Task description: Return all entries word for word, but drop any images.
━━━━
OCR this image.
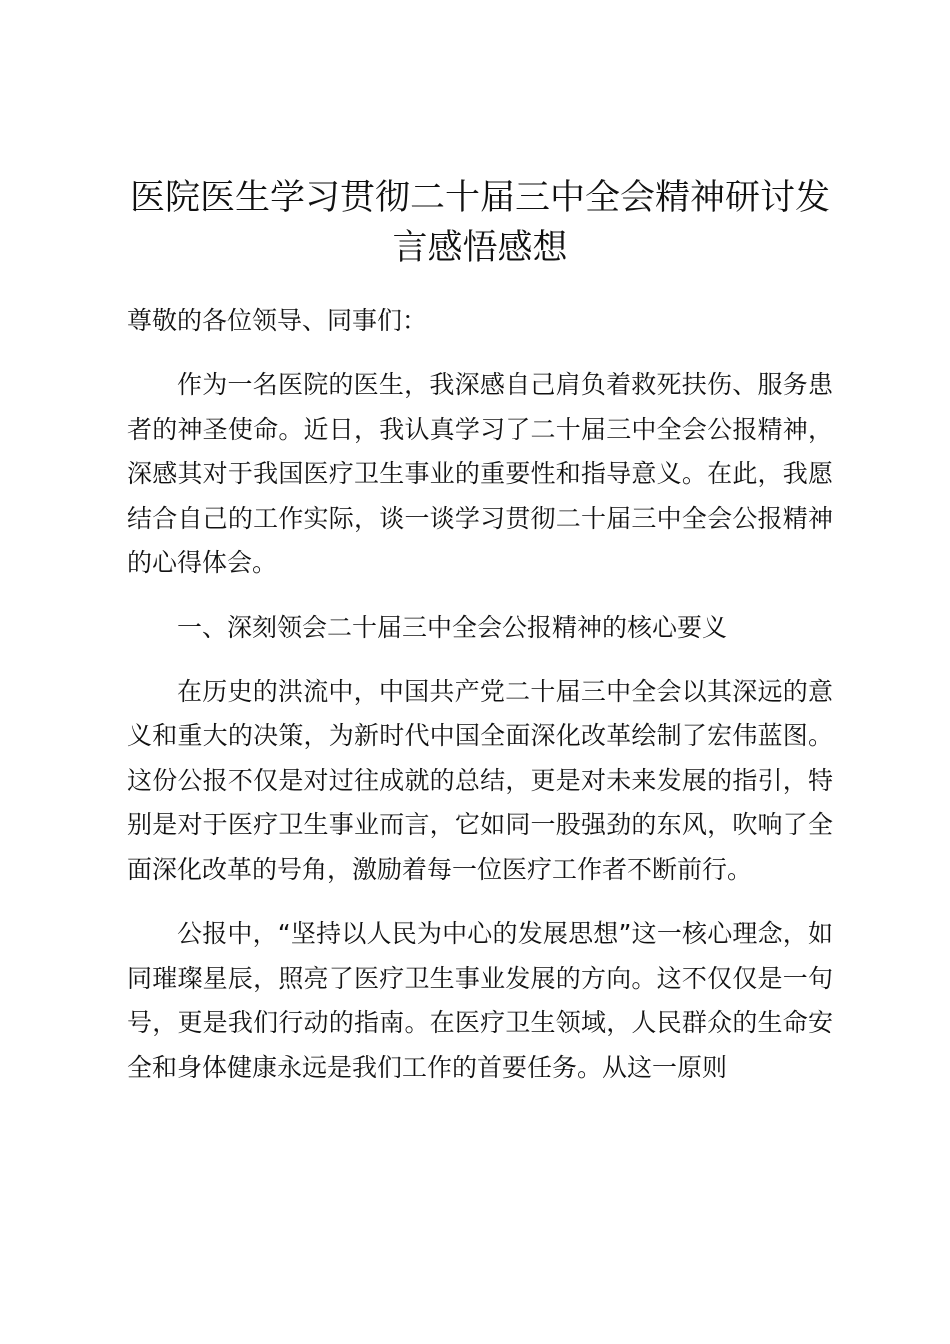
医院医生学习贯彻二十届三中全会精神研讨发言感悟感想

尊敬的各位领导、同事们：

作为一名医院的医生，我深感自己肩负着救死扶伤、服务患者的神圣使命。近日，我认真学习了二十届三中全会公报精神，深感其对于我国医疗卫生事业的重要性和指导意义。在此，我愿结合自己的工作实际，谈一谈学习贯彻二十届三中全会公报精神的心得体会。

一、深刻领会二十届三中全会公报精神的核心要义

在历史的洪流中，中国共产党二十届三中全会以其深远的意义和重大的决策，为新时代中国全面深化改革绘制了宏伟蓝图。这份公报不仅是对过往成就的总结，更是对未来发展的指引，特别是对于医疗卫生事业而言，它如同一股强劲的东风，吹响了全面深化改革的号角，激励着每一位医疗工作者不断前行。

公报中，“坚持以人民为中心的发展思想”这一核心理念，如同璀璨星辰，照亮了医疗卫生事业发展的方向。这不仅仅是一句号，更是我们行动的指南。在医疗卫生领域，人民群众的生命安全和身体健康永远是我们工作的首要任务。从这一原则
━━━━
Task output:
OCR this image.
医院医生学习贯彻二十届三中全会精神研讨发言感悟感想

尊敬的各位领导、同事们：

作为一名医院的医生，我深感自己肩负着救死扶伤、服务患者的神圣使命。近日，我认真学习了二十届三中全会公报精神，深感其对于我国医疗卫生事业的重要性和指导意义。在此，我愿结合自己的工作实际，谈一谈学习贯彻二十届三中全会公报精神的心得体会。

一、深刻领会二十届三中全会公报精神的核心要义

在历史的洪流中，中国共产党二十届三中全会以其深远的意义和重大的决策，为新时代中国全面深化改革绘制了宏伟蓝图。这份公报不仅是对过往成就的总结，更是对未来发展的指引，特别是对于医疗卫生事业而言，它如同一股强劲的东风，吹响了全面深化改革的号角，激励着每一位医疗工作者不断前行。

公报中，“坚持以人民为中心的发展思想”这一核心理念，如同璀璨星辰，照亮了医疗卫生事业发展的方向。这不仅仅是一句号，更是我们行动的指南。在医疗卫生领域，人民群众的生命安全和身体健康永远是我们工作的首要任务。从这一原则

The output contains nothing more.